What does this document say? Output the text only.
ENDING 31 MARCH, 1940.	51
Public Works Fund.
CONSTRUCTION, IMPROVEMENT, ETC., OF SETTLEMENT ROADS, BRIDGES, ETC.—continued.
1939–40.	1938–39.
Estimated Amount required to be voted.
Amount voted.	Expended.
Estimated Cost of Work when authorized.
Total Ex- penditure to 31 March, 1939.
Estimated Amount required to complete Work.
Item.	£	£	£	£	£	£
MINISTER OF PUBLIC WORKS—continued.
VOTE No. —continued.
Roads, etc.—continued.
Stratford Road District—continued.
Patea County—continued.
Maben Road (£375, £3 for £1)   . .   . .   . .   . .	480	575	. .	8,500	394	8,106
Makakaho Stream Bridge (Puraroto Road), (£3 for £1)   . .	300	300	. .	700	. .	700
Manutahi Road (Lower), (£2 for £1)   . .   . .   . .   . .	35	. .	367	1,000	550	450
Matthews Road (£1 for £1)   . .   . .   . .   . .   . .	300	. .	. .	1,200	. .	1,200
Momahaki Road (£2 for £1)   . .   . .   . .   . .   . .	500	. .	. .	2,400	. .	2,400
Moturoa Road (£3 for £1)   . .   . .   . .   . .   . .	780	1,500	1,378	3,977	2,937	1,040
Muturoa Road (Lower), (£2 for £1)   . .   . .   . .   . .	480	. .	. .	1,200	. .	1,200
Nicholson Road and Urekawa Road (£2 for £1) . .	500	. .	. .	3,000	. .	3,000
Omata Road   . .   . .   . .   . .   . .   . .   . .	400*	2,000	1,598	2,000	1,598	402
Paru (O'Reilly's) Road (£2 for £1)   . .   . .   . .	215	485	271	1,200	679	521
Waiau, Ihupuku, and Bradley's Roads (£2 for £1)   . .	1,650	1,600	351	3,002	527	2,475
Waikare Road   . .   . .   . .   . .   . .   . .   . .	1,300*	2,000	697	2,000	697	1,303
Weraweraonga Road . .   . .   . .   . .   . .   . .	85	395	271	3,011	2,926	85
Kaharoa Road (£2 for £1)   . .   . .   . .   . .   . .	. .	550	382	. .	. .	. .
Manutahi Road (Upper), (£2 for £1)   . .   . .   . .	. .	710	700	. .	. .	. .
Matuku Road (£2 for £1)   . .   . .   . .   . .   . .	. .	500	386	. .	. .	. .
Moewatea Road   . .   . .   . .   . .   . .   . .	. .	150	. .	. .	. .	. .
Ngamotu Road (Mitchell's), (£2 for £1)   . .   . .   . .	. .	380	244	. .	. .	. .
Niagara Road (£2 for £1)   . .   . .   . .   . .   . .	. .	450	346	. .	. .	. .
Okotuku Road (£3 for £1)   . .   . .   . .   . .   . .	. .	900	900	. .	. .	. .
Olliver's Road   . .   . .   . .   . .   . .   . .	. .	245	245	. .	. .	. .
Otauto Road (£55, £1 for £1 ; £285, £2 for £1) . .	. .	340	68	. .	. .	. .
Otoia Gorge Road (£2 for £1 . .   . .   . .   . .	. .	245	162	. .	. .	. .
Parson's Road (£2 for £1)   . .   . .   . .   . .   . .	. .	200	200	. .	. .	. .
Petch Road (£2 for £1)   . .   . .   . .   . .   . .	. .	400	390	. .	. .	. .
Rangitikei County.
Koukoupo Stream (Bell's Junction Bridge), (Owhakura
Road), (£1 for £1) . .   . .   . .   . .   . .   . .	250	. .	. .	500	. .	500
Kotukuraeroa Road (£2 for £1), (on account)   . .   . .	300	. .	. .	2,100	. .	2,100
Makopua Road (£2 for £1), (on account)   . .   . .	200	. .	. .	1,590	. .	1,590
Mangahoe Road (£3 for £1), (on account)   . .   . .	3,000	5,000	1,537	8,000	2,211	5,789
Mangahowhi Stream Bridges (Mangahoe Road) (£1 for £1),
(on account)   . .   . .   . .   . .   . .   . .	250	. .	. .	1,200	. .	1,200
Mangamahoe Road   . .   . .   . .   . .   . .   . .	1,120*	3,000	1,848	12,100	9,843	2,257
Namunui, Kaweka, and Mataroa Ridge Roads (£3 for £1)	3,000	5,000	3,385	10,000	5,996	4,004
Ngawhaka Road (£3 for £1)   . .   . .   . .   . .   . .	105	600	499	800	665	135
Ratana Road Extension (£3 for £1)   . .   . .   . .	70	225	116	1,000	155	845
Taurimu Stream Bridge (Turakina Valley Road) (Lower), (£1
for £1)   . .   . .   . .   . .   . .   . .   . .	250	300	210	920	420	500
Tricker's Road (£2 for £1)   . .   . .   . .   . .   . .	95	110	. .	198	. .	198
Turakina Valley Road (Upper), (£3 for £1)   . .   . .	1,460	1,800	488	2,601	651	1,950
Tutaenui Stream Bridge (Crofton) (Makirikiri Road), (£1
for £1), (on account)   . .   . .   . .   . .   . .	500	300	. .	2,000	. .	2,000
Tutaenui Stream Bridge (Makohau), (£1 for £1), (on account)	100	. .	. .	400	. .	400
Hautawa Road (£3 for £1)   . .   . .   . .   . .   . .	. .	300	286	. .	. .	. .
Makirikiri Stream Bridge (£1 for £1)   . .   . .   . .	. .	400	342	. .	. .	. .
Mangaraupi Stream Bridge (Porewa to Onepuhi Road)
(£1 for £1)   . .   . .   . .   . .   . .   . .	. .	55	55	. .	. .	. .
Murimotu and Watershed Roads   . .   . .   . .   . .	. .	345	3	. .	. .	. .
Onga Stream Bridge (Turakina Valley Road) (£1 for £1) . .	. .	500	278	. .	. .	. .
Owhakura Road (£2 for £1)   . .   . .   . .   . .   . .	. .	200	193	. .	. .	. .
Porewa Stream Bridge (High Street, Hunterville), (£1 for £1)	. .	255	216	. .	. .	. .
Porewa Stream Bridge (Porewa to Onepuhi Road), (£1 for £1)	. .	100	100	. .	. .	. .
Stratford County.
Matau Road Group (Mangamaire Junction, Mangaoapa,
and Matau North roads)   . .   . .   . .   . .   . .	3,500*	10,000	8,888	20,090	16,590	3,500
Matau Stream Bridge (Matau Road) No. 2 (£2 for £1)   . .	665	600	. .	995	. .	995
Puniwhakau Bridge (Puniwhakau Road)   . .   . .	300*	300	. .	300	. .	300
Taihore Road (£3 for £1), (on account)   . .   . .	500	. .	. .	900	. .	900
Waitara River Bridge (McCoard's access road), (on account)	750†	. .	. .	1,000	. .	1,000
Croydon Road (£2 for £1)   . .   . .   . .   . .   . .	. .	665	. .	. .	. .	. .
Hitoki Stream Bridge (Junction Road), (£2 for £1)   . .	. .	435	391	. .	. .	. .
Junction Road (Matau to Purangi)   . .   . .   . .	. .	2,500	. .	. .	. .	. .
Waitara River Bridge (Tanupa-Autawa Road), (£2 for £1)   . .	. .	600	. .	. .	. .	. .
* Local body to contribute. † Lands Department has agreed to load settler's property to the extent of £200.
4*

# # # # # # #

Exercise aim ▸ The full set of records should be duplicated exactly.

Result ▸
What does this document say? Output the text only.
ENDING 31 MARCH, 1940.	51
Public Works Fund.
CONSTRUCTION, IMPROVEMENT, ETC., OF SETTLEMENT ROADS, BRIDGES, ETC.—continued.
1939–40.	1938–39.
Estimated Amount required to be voted.
Amount voted.	Expended.
Estimated Cost of Work when authorized.
Total Ex- penditure to 31 March, 1939.
Estimated Amount required to complete Work.
Item.	£	£	£	£	£	£
MINISTER OF PUBLIC WORKS—continued.
VOTE No. —continued.
Roads, etc.—continued.
Stratford Road District—continued.
Patea County—continued.
Maben Road (£375, £3 for £1)   . .   . .   . .   . .	480	575	. .	8,500	394	8,106
Makakaho Stream Bridge (Puraroto Road), (£3 for £1)   . .	300	300	. .	700	. .	700
Manutahi Road (Lower), (£2 for £1)   . .   . .   . .   . .	35	. .	367	1,000	550	450
Matthews Road (£1 for £1)   . .   . .   . .   . .   . .	300	. .	. .	1,200	. .	1,200
Momahaki Road (£2 for £1)   . .   . .   . .   . .   . .	500	. .	. .	2,400	. .	2,400
Moturoa Road (£3 for £1)   . .   . .   . .   . .   . .	780	1,500	1,378	3,977	2,937	1,040
Muturoa Road (Lower), (£2 for £1)   . .   . .   . .   . .	480	. .	. .	1,200	. .	1,200
Nicholson Road and Urekawa Road (£2 for £1) . .	500	. .	. .	3,000	. .	3,000
Omata Road   . .   . .   . .   . .   . .   . .   . .	400*	2,000	1,598	2,000	1,598	402
Paru (O'Reilly's) Road (£2 for £1)   . .   . .   . .	215	485	271	1,200	679	521
Waiau, Ihupuku, and Bradley's Roads (£2 for £1)   . .	1,650	1,600	351	3,002	527	2,475
Waikare Road   . .   . .   . .   . .   . .   . .   . .	1,300*	2,000	697	2,000	697	1,303
Weraweraonga Road . .   . .   . .   . .   . .   . .	85	395	271	3,011	2,926	85
Kaharoa Road (£2 for £1)   . .   . .   . .   . .   . .	. .	550	382	. .	. .	. .
Manutahi Road (Upper), (£2 for £1)   . .   . .   . .	. .	710	700	. .	. .	. .
Matuku Road (£2 for £1)   . .   . .   . .   . .   . .	. .	500	386	. .	. .	. .
Moewatea Road   . .   . .   . .   . .   . .   . .	. .	150	. .	. .	. .	. .
Ngamotu Road (Mitchell's), (£2 for £1)   . .   . .   . .	. .	380	244	. .	. .	. .
Niagara Road (£2 for £1)   . .   . .   . .   . .   . .	. .	450	346	. .	. .	. .
Okotuku Road (£3 for £1)   . .   . .   . .   . .   . .	. .	900	900	. .	. .	. .
Olliver's Road   . .   . .   . .   . .   . .   . .	. .	245	245	. .	. .	. .
Otauto Road (£55, £1 for £1 ; £285, £2 for £1) . .	. .	340	68	. .	. .	. .
Otoia Gorge Road (£2 for £1 . .   . .   . .   . .	. .	245	162	. .	. .	. .
Parson's Road (£2 for £1)   . .   . .   . .   . .   . .	. .	200	200	. .	. .	. .
Petch Road (£2 for £1)   . .   . .   . .   . .   . .	. .	400	390	. .	. .	. .
Rangitikei County.
Koukoupo Stream (Bell's Junction Bridge), (Owhakura
Road), (£1 for £1) . .   . .   . .   . .   . .   . .	250	. .	. .	500	. .	500
Kotukuraeroa Road (£2 for £1), (on account)   . .   . .	300	. .	. .	2,100	. .	2,100
Makopua Road (£2 for £1), (on account)   . .   . .	200	. .	. .	1,590	. .	1,590
Mangahoe Road (£3 for £1), (on account)   . .   . .	3,000	5,000	1,537	8,000	2,211	5,789
Mangahowhi Stream Bridges (Mangahoe Road) (£1 for £1),
(on account)   . .   . .   . .   . .   . .   . .	250	. .	. .	1,200	. .	1,200
Mangamahoe Road   . .   . .   . .   . .   . .   . .	1,120*	3,000	1,848	12,100	9,843	2,257
Namunui, Kaweka, and Mataroa Ridge Roads (£3 for £1)	3,000	5,000	3,385	10,000	5,996	4,004
Ngawhaka Road (£3 for £1)   . .   . .   . .   . .   . .	105	600	499	800	665	135
Ratana Road Extension (£3 for £1)   . .   . .   . .	70	225	116	1,000	155	845
Taurimu Stream Bridge (Turakina Valley Road) (Lower), (£1
for £1)   . .   . .   . .   . .   . .   . .   . .	250	300	210	920	420	500
Tricker's Road (£2 for £1)   . .   . .   . .   . .   . .	95	110	. .	198	. .	198
Turakina Valley Road (Upper), (£3 for £1)   . .   . .	1,460	1,800	488	2,601	651	1,950
Tutaenui Stream Bridge (Crofton) (Makirikiri Road), (£1
for £1), (on account)   . .   . .   . .   . .   . .	500	300	. .	2,000	. .	2,000
Tutaenui Stream Bridge (Makohau), (£1 for £1), (on account)	100	. .	. .	400	. .	400
Hautawa Road (£3 for £1)   . .   . .   . .   . .   . .	. .	300	286	. .	. .	. .
Makirikiri Stream Bridge (£1 for £1)   . .   . .   . .	. .	400	342	. .	. .	. .
Mangaraupi Stream Bridge (Porewa to Onepuhi Road)
(£1 for £1)   . .   . .   . .   . .   . .   . .	. .	55	55	. .	. .	. .
Murimotu and Watershed Roads   . .   . .   . .   . .	. .	345	3	. .	. .	. .
Onga Stream Bridge (Turakina Valley Road) (£1 for £1) . .	. .	500	278	. .	. .	. .
Owhakura Road (£2 for £1)   . .   . .   . .   . .   . .	. .	200	193	. .	. .	. .
Porewa Stream Bridge (High Street, Hunterville), (£1 for £1)	. .	255	216	. .	. .	. .
Porewa Stream Bridge (Porewa to Onepuhi Road), (£1 for £1)	. .	100	100	. .	. .	. .
Stratford County.
Matau Road Group (Mangamaire Junction, Mangaoapa,
and Matau North roads)   . .   . .   . .   . .   . .	3,500*	10,000	8,888	20,090	16,590	3,500
Matau Stream Bridge (Matau Road) No. 2 (£2 for £1)   . .	665	600	. .	995	. .	995
Puniwhakau Bridge (Puniwhakau Road)   . .   . .	300*	300	. .	300	. .	300
Taihore Road (£3 for £1), (on account)   . .   . .	500	. .	. .	900	. .	900
Waitara River Bridge (McCoard's access road), (on account)	750†	. .	. .	1,000	. .	1,000
Croydon Road (£2 for £1)   . .   . .   . .   . .   . .	. .	665	. .	. .	. .	. .
Hitoki Stream Bridge (Junction Road), (£2 for £1)   . .	. .	435	391	. .	. .	. .
Junction Road (Matau to Purangi)   . .   . .   . .	. .	2,500	. .	. .	. .	. .
Waitara River Bridge (Tanupa-Autawa Road), (£2 for £1)   . .	. .	600	. .	. .	. .	. .
* Local body to contribute. † Lands Department has agreed to load settler's property to the extent of £200.
4*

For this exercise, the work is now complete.